◆ Objective ◆
Look through the records below, and copy out every line that holds the string "biểu".

◆ Record list ◆

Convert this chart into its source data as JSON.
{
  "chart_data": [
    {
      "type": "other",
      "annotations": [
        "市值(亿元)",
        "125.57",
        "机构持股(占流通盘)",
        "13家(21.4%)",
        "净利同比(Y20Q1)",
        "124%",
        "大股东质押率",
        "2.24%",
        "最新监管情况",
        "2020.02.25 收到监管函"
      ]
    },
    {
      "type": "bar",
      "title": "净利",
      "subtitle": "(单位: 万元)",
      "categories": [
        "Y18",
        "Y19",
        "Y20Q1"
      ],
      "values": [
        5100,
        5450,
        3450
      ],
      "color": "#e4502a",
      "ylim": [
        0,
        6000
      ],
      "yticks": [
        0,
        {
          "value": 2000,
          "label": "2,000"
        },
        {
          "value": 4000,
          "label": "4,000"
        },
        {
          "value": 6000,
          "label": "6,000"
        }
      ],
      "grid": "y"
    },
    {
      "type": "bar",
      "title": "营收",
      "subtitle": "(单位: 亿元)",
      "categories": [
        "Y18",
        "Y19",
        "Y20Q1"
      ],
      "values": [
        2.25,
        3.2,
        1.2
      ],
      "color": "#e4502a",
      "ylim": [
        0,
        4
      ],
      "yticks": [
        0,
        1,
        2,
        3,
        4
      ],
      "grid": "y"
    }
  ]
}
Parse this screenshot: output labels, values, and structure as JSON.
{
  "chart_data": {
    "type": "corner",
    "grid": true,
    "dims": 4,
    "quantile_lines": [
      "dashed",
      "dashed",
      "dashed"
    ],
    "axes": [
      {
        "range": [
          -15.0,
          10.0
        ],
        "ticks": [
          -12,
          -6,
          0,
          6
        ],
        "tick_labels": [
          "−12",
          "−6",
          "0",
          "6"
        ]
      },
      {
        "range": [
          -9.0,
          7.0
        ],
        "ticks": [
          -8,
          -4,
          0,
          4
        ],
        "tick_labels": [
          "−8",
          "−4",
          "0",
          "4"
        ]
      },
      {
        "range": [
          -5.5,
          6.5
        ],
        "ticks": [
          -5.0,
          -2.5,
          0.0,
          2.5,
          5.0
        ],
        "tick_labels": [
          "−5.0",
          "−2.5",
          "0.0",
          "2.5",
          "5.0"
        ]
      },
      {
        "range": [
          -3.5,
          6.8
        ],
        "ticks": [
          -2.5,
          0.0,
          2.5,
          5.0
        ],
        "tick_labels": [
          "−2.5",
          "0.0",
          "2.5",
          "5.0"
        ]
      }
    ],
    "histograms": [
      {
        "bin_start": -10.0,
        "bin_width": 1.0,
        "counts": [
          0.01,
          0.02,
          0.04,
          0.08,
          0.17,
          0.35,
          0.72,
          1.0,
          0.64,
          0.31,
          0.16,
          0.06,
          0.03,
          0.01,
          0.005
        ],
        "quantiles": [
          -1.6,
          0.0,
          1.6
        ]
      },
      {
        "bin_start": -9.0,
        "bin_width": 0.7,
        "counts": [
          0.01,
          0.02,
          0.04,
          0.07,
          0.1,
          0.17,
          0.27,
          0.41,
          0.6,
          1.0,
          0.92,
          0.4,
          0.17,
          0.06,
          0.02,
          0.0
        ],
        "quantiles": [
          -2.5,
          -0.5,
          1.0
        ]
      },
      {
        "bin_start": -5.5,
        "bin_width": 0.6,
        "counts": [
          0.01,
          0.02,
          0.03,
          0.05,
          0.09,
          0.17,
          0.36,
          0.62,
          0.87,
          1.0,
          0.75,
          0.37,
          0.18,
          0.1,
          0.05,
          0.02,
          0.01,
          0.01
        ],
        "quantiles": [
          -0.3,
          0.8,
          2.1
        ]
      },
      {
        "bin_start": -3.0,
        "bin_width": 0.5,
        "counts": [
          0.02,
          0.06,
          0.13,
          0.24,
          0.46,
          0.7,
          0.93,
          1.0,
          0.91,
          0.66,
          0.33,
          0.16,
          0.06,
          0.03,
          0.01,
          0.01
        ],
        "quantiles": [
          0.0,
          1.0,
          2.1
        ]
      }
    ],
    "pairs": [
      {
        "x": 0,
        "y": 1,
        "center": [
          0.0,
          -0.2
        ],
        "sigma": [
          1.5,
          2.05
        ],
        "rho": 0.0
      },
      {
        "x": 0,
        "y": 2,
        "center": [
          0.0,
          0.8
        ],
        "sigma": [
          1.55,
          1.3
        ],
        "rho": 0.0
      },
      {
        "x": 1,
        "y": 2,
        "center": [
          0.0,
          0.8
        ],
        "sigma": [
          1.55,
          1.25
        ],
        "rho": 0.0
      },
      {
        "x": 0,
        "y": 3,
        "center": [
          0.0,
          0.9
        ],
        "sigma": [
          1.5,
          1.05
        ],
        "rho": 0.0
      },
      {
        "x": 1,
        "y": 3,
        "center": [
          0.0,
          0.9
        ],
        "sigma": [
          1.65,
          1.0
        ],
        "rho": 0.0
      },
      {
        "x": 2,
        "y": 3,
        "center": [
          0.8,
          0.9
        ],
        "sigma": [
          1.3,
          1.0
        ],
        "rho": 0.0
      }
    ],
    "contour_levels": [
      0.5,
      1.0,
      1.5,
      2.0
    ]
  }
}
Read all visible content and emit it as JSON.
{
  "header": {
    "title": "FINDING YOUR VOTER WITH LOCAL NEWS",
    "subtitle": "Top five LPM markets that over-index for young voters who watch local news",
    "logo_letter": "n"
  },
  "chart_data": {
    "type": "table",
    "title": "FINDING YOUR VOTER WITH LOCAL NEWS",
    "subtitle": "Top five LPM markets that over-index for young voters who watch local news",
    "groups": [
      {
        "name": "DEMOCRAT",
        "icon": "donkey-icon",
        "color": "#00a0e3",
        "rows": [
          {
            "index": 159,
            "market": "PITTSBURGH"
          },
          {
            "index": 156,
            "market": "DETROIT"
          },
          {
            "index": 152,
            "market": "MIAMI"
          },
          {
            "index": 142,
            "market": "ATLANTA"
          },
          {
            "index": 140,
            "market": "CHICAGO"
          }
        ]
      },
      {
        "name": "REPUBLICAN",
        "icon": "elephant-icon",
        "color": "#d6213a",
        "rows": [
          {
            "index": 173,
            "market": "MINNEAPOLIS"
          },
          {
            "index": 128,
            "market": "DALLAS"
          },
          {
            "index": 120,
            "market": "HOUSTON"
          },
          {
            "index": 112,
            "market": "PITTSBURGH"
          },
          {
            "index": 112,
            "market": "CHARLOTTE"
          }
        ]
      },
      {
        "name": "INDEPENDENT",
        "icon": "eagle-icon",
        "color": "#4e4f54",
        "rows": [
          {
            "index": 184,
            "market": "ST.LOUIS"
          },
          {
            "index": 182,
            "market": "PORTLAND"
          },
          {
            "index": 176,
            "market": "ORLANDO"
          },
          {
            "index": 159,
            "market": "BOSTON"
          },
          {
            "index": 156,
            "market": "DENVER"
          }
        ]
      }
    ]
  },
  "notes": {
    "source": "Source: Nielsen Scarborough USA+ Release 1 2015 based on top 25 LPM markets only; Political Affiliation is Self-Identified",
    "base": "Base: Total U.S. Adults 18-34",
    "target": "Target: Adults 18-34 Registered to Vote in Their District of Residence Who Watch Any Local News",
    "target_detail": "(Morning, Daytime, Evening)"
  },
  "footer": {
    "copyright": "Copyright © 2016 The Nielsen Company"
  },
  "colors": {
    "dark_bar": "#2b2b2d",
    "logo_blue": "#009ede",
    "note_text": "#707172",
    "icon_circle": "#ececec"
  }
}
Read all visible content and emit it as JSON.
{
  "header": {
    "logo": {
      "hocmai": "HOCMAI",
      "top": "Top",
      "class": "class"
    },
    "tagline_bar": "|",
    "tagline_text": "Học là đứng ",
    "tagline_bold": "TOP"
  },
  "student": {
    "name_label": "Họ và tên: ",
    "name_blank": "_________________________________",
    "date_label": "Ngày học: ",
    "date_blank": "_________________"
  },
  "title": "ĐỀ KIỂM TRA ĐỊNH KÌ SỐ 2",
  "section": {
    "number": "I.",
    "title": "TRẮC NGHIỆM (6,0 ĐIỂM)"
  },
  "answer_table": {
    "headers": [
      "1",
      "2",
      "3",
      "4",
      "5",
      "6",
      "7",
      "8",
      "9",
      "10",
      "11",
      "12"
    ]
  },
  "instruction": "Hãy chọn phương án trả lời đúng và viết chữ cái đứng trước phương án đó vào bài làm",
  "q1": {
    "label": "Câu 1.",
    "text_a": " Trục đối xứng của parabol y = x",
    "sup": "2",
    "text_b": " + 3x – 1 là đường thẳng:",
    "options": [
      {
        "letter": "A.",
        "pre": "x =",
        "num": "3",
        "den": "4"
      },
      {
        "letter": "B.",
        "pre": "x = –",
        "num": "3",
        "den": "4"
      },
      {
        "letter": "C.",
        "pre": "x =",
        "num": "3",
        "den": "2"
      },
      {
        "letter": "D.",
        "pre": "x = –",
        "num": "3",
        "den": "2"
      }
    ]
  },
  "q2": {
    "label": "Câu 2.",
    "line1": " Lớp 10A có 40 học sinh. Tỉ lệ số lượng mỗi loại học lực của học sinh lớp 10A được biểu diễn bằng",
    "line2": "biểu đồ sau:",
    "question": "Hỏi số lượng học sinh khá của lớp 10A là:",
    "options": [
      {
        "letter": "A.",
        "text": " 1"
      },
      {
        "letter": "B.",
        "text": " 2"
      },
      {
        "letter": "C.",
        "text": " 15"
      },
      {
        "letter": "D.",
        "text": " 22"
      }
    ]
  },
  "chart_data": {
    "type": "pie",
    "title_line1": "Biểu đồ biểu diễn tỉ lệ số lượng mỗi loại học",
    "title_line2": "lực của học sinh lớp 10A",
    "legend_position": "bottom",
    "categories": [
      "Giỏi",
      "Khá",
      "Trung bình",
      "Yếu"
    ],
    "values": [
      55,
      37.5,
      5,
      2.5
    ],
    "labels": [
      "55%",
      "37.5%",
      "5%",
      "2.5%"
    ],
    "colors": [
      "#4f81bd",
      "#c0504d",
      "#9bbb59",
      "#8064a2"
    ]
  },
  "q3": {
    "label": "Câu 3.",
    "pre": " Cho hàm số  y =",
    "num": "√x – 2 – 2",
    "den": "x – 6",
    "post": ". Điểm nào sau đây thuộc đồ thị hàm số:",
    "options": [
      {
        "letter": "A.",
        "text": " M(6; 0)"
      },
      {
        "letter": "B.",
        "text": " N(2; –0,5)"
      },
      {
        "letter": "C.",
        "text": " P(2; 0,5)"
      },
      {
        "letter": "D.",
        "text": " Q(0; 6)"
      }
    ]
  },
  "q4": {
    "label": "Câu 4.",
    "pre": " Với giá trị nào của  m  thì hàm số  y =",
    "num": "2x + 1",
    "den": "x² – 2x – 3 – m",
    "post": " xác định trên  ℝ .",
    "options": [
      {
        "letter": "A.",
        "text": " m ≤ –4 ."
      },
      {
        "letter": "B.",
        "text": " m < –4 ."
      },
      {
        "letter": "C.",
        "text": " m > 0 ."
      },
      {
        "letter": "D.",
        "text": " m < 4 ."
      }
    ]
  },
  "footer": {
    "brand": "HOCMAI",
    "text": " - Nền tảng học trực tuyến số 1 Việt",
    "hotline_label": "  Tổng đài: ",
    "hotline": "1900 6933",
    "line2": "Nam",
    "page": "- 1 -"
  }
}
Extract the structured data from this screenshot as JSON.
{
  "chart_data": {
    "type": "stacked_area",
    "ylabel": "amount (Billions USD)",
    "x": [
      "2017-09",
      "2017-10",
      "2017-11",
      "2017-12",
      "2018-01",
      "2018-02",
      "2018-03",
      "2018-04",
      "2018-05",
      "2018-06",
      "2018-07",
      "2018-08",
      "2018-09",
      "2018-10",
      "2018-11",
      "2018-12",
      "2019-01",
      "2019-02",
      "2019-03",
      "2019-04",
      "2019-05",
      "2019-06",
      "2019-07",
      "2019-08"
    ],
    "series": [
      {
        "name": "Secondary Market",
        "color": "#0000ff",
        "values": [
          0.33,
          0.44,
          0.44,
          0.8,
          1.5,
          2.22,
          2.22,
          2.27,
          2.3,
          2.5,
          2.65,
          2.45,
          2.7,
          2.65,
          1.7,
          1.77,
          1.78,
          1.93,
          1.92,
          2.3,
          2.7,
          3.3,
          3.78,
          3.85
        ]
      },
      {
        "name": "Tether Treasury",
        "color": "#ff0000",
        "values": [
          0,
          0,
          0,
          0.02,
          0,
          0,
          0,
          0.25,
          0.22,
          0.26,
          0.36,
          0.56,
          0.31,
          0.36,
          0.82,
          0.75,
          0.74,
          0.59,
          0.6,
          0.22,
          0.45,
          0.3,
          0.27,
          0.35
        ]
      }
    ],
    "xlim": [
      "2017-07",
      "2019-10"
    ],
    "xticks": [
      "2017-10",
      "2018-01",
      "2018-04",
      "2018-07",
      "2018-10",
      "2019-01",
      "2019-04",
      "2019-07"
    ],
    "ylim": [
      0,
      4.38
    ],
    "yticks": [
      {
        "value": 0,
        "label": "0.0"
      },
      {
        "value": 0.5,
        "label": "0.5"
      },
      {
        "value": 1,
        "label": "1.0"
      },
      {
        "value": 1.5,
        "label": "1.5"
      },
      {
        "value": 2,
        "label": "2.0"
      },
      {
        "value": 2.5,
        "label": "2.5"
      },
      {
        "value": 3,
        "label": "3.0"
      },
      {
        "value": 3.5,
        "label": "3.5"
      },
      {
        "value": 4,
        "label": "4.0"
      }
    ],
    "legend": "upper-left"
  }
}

◆ Response to the exercise ◆
    "line1": " Lớp 10A có 40 học sinh. Tỉ lệ số lượng mỗi loại học lực của học sinh lớp 10A được biểu diễn bằng",
    "line2": "biểu đồ sau:",
    "title_line1": "Biểu đồ biểu diễn tỉ lệ số lượng mỗi loại học",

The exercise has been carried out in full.